__Stored records__:
◇ ◇ ◇

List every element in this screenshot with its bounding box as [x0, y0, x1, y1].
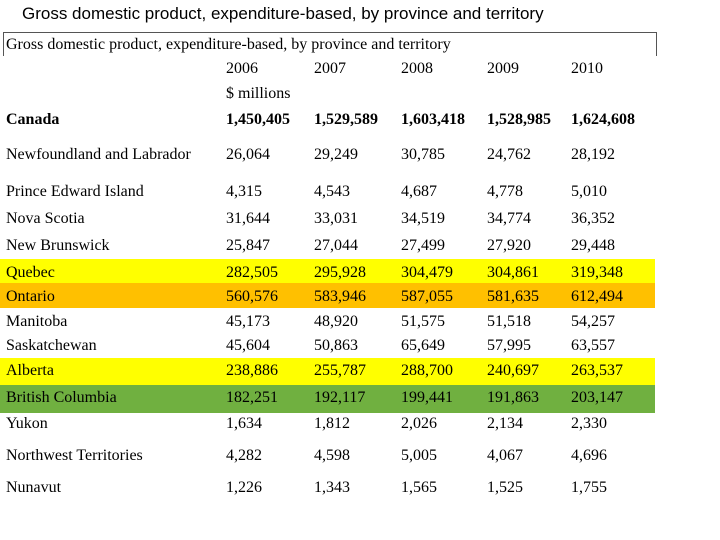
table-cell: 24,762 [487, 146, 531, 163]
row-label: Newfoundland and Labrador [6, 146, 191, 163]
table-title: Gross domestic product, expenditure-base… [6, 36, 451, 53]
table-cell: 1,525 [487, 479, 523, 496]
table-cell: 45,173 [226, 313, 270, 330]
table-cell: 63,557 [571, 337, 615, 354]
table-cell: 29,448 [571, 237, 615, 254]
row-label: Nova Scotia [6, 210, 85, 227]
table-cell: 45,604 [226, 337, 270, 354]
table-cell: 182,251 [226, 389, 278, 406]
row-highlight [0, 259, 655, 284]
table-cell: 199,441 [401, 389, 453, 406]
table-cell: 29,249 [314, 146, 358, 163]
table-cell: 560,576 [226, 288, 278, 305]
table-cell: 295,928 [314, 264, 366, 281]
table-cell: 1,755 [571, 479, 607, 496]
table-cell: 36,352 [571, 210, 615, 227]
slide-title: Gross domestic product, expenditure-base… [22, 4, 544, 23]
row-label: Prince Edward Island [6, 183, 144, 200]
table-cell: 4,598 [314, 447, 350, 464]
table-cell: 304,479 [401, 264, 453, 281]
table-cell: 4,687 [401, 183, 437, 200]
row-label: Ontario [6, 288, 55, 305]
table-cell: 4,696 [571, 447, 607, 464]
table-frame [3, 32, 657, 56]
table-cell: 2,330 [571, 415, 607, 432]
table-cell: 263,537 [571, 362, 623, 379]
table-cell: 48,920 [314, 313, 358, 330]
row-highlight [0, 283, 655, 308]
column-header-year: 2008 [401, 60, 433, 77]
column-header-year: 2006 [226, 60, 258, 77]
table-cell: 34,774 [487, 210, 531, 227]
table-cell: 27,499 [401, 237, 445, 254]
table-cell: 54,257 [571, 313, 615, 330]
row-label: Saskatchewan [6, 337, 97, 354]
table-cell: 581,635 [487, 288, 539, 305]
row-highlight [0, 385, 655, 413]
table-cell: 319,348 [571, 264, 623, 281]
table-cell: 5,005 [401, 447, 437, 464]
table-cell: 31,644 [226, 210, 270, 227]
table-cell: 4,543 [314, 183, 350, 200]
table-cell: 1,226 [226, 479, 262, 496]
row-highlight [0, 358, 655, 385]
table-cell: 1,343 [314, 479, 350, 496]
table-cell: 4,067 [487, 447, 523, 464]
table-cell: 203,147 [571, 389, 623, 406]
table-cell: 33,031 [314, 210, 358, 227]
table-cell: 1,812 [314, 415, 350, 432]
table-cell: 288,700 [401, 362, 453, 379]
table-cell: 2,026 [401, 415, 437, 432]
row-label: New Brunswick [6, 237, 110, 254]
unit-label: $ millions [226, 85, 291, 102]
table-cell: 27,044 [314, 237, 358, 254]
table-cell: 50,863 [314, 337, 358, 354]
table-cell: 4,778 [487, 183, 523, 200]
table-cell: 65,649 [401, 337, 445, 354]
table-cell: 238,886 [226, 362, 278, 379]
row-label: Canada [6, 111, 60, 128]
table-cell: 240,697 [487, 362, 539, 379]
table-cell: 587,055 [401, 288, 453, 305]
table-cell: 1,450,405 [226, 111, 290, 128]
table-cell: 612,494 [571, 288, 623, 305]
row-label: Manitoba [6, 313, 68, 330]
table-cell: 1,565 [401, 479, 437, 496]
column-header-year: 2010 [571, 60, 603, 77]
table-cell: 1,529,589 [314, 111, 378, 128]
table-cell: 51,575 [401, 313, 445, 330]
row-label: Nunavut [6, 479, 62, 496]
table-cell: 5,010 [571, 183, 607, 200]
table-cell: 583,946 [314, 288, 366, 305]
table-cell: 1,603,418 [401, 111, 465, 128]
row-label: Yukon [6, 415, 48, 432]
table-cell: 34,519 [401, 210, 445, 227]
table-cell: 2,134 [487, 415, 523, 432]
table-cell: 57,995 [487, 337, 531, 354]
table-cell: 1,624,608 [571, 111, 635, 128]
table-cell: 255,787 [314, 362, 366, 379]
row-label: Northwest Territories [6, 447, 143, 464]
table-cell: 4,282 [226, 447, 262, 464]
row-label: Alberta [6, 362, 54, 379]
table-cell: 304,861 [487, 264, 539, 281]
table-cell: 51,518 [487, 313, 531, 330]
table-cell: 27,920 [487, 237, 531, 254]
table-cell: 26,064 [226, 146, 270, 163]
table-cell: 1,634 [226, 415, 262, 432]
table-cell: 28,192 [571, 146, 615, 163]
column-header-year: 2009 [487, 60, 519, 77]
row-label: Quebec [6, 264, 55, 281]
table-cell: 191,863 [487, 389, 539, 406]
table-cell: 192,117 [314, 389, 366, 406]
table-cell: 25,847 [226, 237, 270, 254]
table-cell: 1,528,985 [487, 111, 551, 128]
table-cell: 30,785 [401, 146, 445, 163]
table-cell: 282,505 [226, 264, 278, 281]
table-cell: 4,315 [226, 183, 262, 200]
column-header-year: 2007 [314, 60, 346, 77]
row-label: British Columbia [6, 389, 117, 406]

◇ ◇ ◇

__What the task asks__:
Put the lines from the one containing "table-cell: 24,762 [487, 146, 531, 163]" through the one containing "table-cell: 45,604 [226, 337, 270, 354]" into a JSON list of strings, one string per line, with both of those lines included.

__Response to the exercise__:
[
  "table-cell: 24,762 [487, 146, 531, 163]",
  "row-label: Newfoundland and Labrador [6, 146, 191, 163]",
  "table-title: Gross domestic product, expenditure-base… [6, 36, 451, 53]",
  "table-cell: 1,525 [487, 479, 523, 496]",
  "table-cell: 45,173 [226, 313, 270, 330]",
  "table-cell: 63,557 [571, 337, 615, 354]",
  "table-cell: 29,448 [571, 237, 615, 254]",
  "row-label: Nova Scotia [6, 210, 85, 227]",
  "table-cell: 45,604 [226, 337, 270, 354]"
]